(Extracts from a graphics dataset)

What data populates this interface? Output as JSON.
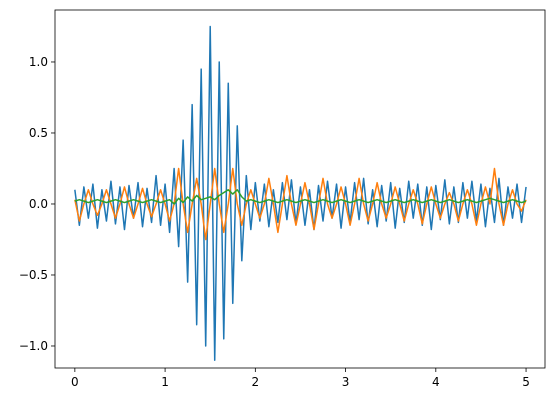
{
  "chart_data": {
    "type": "line",
    "x": [
      0,
      0.05,
      0.1,
      0.15,
      0.2,
      0.25,
      0.3,
      0.35,
      0.4,
      0.45,
      0.5,
      0.55,
      0.6,
      0.65,
      0.7,
      0.75,
      0.8,
      0.85,
      0.9,
      0.95,
      1,
      1.05,
      1.1,
      1.15,
      1.2,
      1.25,
      1.3,
      1.35,
      1.4,
      1.45,
      1.5,
      1.55,
      1.6,
      1.65,
      1.7,
      1.75,
      1.8,
      1.85,
      1.9,
      1.95,
      2,
      2.05,
      2.1,
      2.15,
      2.2,
      2.25,
      2.3,
      2.35,
      2.4,
      2.45,
      2.5,
      2.55,
      2.6,
      2.65,
      2.7,
      2.75,
      2.8,
      2.85,
      2.9,
      2.95,
      3,
      3.05,
      3.1,
      3.15,
      3.2,
      3.25,
      3.3,
      3.35,
      3.4,
      3.45,
      3.5,
      3.55,
      3.6,
      3.65,
      3.7,
      3.75,
      3.8,
      3.85,
      3.9,
      3.95,
      4,
      4.05,
      4.1,
      4.15,
      4.2,
      4.25,
      4.3,
      4.35,
      4.4,
      4.45,
      4.5,
      4.55,
      4.6,
      4.65,
      4.7,
      4.75,
      4.8,
      4.85,
      4.9,
      4.95,
      5
    ],
    "series": [
      {
        "color": "#1f77b4",
        "values": [
          0.1,
          -0.15,
          0.12,
          -0.1,
          0.14,
          -0.17,
          0.1,
          -0.12,
          0.16,
          -0.14,
          0.12,
          -0.18,
          0.13,
          -0.1,
          0.15,
          -0.16,
          0.11,
          -0.13,
          0.2,
          -0.15,
          0.14,
          -0.2,
          0.25,
          -0.3,
          0.45,
          -0.55,
          0.7,
          -0.85,
          0.95,
          -1.0,
          1.25,
          -1.1,
          1.0,
          -0.95,
          0.85,
          -0.7,
          0.55,
          -0.4,
          0.2,
          -0.18,
          0.15,
          -0.12,
          0.14,
          -0.16,
          0.1,
          -0.13,
          0.15,
          -0.11,
          0.17,
          -0.14,
          0.12,
          -0.15,
          0.1,
          -0.18,
          0.13,
          -0.12,
          0.16,
          -0.1,
          0.14,
          -0.17,
          0.12,
          -0.13,
          0.15,
          -0.11,
          0.18,
          -0.14,
          0.1,
          -0.16,
          0.13,
          -0.12,
          0.15,
          -0.17,
          0.11,
          -0.13,
          0.16,
          -0.1,
          0.14,
          -0.15,
          0.12,
          -0.18,
          0.13,
          -0.11,
          0.17,
          -0.14,
          0.12,
          -0.13,
          0.15,
          -0.1,
          0.16,
          -0.12,
          0.14,
          -0.16,
          0.11,
          -0.13,
          0.18,
          -0.15,
          0.12,
          -0.1,
          0.14,
          -0.13,
          0.12
        ]
      },
      {
        "color": "#ff7f0e",
        "values": [
          0.03,
          -0.12,
          0.0,
          0.1,
          0.0,
          -0.08,
          0.0,
          0.1,
          0.0,
          -0.1,
          0.0,
          0.12,
          0.0,
          -0.1,
          0.0,
          0.11,
          0.0,
          -0.09,
          0.0,
          0.1,
          0.0,
          -0.12,
          0.0,
          0.25,
          0.0,
          -0.2,
          0.0,
          0.18,
          0.0,
          -0.25,
          0.0,
          0.25,
          0.0,
          -0.2,
          0.0,
          0.25,
          0.0,
          -0.15,
          0.0,
          0.1,
          0.0,
          -0.1,
          0.0,
          0.18,
          0.0,
          -0.2,
          0.0,
          0.2,
          0.0,
          -0.15,
          0.0,
          0.15,
          0.0,
          -0.18,
          0.0,
          0.18,
          0.0,
          -0.1,
          0.0,
          0.12,
          0.0,
          -0.15,
          0.0,
          0.18,
          0.0,
          -0.12,
          0.0,
          0.15,
          0.0,
          -0.1,
          0.0,
          0.12,
          0.0,
          -0.12,
          0.0,
          0.1,
          0.0,
          -0.14,
          0.0,
          0.12,
          0.0,
          -0.1,
          0.0,
          0.08,
          0.0,
          -0.12,
          0.0,
          0.1,
          0.0,
          -0.15,
          0.0,
          0.12,
          0.0,
          0.25,
          0.0,
          -0.15,
          0.0,
          0.1,
          0.0,
          -0.05,
          0.03
        ]
      },
      {
        "color": "#2ca02c",
        "values": [
          0.02,
          0.03,
          0.02,
          0.01,
          0.02,
          0.03,
          0.02,
          0.01,
          0.02,
          0.03,
          0.02,
          0.01,
          0.02,
          0.03,
          0.02,
          0.01,
          0.02,
          0.03,
          0.02,
          0.01,
          0.02,
          0.03,
          0.0,
          0.04,
          0.01,
          0.05,
          0.02,
          0.06,
          0.03,
          0.04,
          0.05,
          0.03,
          0.06,
          0.08,
          0.1,
          0.07,
          0.1,
          0.05,
          0.02,
          0.03,
          0.02,
          0.01,
          0.02,
          0.03,
          0.02,
          0.01,
          0.02,
          0.03,
          0.02,
          0.01,
          0.02,
          0.03,
          0.02,
          0.01,
          0.02,
          0.03,
          0.02,
          0.01,
          0.02,
          0.03,
          0.02,
          0.01,
          0.02,
          0.03,
          0.02,
          0.01,
          0.02,
          0.03,
          0.02,
          0.01,
          0.02,
          0.03,
          0.02,
          0.01,
          0.02,
          0.03,
          0.02,
          0.01,
          0.02,
          0.03,
          0.02,
          0.01,
          0.02,
          0.03,
          0.02,
          0.01,
          0.02,
          0.03,
          0.02,
          0.01,
          0.02,
          0.03,
          0.04,
          0.03,
          0.02,
          0.01,
          0.02,
          0.03,
          0.02,
          0.01,
          0.02
        ]
      }
    ],
    "xlim": [
      -0.22,
      5.21
    ],
    "xticks": [
      0,
      1,
      2,
      3,
      4,
      5
    ],
    "ylim": [
      -1.155,
      1.366
    ],
    "yticks": [
      {
        "value": -1,
        "label": "−1.0"
      },
      {
        "value": -0.5,
        "label": "−0.5"
      },
      {
        "value": 0,
        "label": "0.0"
      },
      0.5,
      {
        "value": 1,
        "label": "1.0"
      }
    ]
  }
}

## Work instructions
Give back the entries verbatim. Do not include any picture.

## Task response
What data populates this interface? Output as JSON.
{
  "chart_data": {
    "type": "line",
    "x": [
      0,
      0.05,
      0.1,
      0.15,
      0.2,
      0.25,
      0.3,
      0.35,
      0.4,
      0.45,
      0.5,
      0.55,
      0.6,
      0.65,
      0.7,
      0.75,
      0.8,
      0.85,
      0.9,
      0.95,
      1,
      1.05,
      1.1,
      1.15,
      1.2,
      1.25,
      1.3,
      1.35,
      1.4,
      1.45,
      1.5,
      1.55,
      1.6,
      1.65,
      1.7,
      1.75,
      1.8,
      1.85,
      1.9,
      1.95,
      2,
      2.05,
      2.1,
      2.15,
      2.2,
      2.25,
      2.3,
      2.35,
      2.4,
      2.45,
      2.5,
      2.55,
      2.6,
      2.65,
      2.7,
      2.75,
      2.8,
      2.85,
      2.9,
      2.95,
      3,
      3.05,
      3.1,
      3.15,
      3.2,
      3.25,
      3.3,
      3.35,
      3.4,
      3.45,
      3.5,
      3.55,
      3.6,
      3.65,
      3.7,
      3.75,
      3.8,
      3.85,
      3.9,
      3.95,
      4,
      4.05,
      4.1,
      4.15,
      4.2,
      4.25,
      4.3,
      4.35,
      4.4,
      4.45,
      4.5,
      4.55,
      4.6,
      4.65,
      4.7,
      4.75,
      4.8,
      4.85,
      4.9,
      4.95,
      5
    ],
    "series": [
      {
        "color": "#1f77b4",
        "values": [
          0.1,
          -0.15,
          0.12,
          -0.1,
          0.14,
          -0.17,
          0.1,
          -0.12,
          0.16,
          -0.14,
          0.12,
          -0.18,
          0.13,
          -0.1,
          0.15,
          -0.16,
          0.11,
          -0.13,
          0.2,
          -0.15,
          0.14,
          -0.2,
          0.25,
          -0.3,
          0.45,
          -0.55,
          0.7,
          -0.85,
          0.95,
          -1.0,
          1.25,
          -1.1,
          1.0,
          -0.95,
          0.85,
          -0.7,
          0.55,
          -0.4,
          0.2,
          -0.18,
          0.15,
          -0.12,
          0.14,
          -0.16,
          0.1,
          -0.13,
          0.15,
          -0.11,
          0.17,
          -0.14,
          0.12,
          -0.15,
          0.1,
          -0.18,
          0.13,
          -0.12,
          0.16,
          -0.1,
          0.14,
          -0.17,
          0.12,
          -0.13,
          0.15,
          -0.11,
          0.18,
          -0.14,
          0.1,
          -0.16,
          0.13,
          -0.12,
          0.15,
          -0.17,
          0.11,
          -0.13,
          0.16,
          -0.1,
          0.14,
          -0.15,
          0.12,
          -0.18,
          0.13,
          -0.11,
          0.17,
          -0.14,
          0.12,
          -0.13,
          0.15,
          -0.1,
          0.16,
          -0.12,
          0.14,
          -0.16,
          0.11,
          -0.13,
          0.18,
          -0.15,
          0.12,
          -0.1,
          0.14,
          -0.13,
          0.12
        ]
      },
      {
        "color": "#ff7f0e",
        "values": [
          0.03,
          -0.12,
          0.0,
          0.1,
          0.0,
          -0.08,
          0.0,
          0.1,
          0.0,
          -0.1,
          0.0,
          0.12,
          0.0,
          -0.1,
          0.0,
          0.11,
          0.0,
          -0.09,
          0.0,
          0.1,
          0.0,
          -0.12,
          0.0,
          0.25,
          0.0,
          -0.2,
          0.0,
          0.18,
          0.0,
          -0.25,
          0.0,
          0.25,
          0.0,
          -0.2,
          0.0,
          0.25,
          0.0,
          -0.15,
          0.0,
          0.1,
          0.0,
          -0.1,
          0.0,
          0.18,
          0.0,
          -0.2,
          0.0,
          0.2,
          0.0,
          -0.15,
          0.0,
          0.15,
          0.0,
          -0.18,
          0.0,
          0.18,
          0.0,
          -0.1,
          0.0,
          0.12,
          0.0,
          -0.15,
          0.0,
          0.18,
          0.0,
          -0.12,
          0.0,
          0.15,
          0.0,
          -0.1,
          0.0,
          0.12,
          0.0,
          -0.12,
          0.0,
          0.1,
          0.0,
          -0.14,
          0.0,
          0.12,
          0.0,
          -0.1,
          0.0,
          0.08,
          0.0,
          -0.12,
          0.0,
          0.1,
          0.0,
          -0.15,
          0.0,
          0.12,
          0.0,
          0.25,
          0.0,
          -0.15,
          0.0,
          0.1,
          0.0,
          -0.05,
          0.03
        ]
      },
      {
        "color": "#2ca02c",
        "values": [
          0.02,
          0.03,
          0.02,
          0.01,
          0.02,
          0.03,
          0.02,
          0.01,
          0.02,
          0.03,
          0.02,
          0.01,
          0.02,
          0.03,
          0.02,
          0.01,
          0.02,
          0.03,
          0.02,
          0.01,
          0.02,
          0.03,
          0.0,
          0.04,
          0.01,
          0.05,
          0.02,
          0.06,
          0.03,
          0.04,
          0.05,
          0.03,
          0.06,
          0.08,
          0.1,
          0.07,
          0.1,
          0.05,
          0.02,
          0.03,
          0.02,
          0.01,
          0.02,
          0.03,
          0.02,
          0.01,
          0.02,
          0.03,
          0.02,
          0.01,
          0.02,
          0.03,
          0.02,
          0.01,
          0.02,
          0.03,
          0.02,
          0.01,
          0.02,
          0.03,
          0.02,
          0.01,
          0.02,
          0.03,
          0.02,
          0.01,
          0.02,
          0.03,
          0.02,
          0.01,
          0.02,
          0.03,
          0.02,
          0.01,
          0.02,
          0.03,
          0.02,
          0.01,
          0.02,
          0.03,
          0.02,
          0.01,
          0.02,
          0.03,
          0.02,
          0.01,
          0.02,
          0.03,
          0.02,
          0.01,
          0.02,
          0.03,
          0.04,
          0.03,
          0.02,
          0.01,
          0.02,
          0.03,
          0.02,
          0.01,
          0.02
        ]
      }
    ],
    "xlim": [
      -0.22,
      5.21
    ],
    "xticks": [
      0,
      1,
      2,
      3,
      4,
      5
    ],
    "ylim": [
      -1.155,
      1.366
    ],
    "yticks": [
      {
        "value": -1,
        "label": "−1.0"
      },
      {
        "value": -0.5,
        "label": "−0.5"
      },
      {
        "value": 0,
        "label": "0.0"
      },
      0.5,
      {
        "value": 1,
        "label": "1.0"
      }
    ]
  }
}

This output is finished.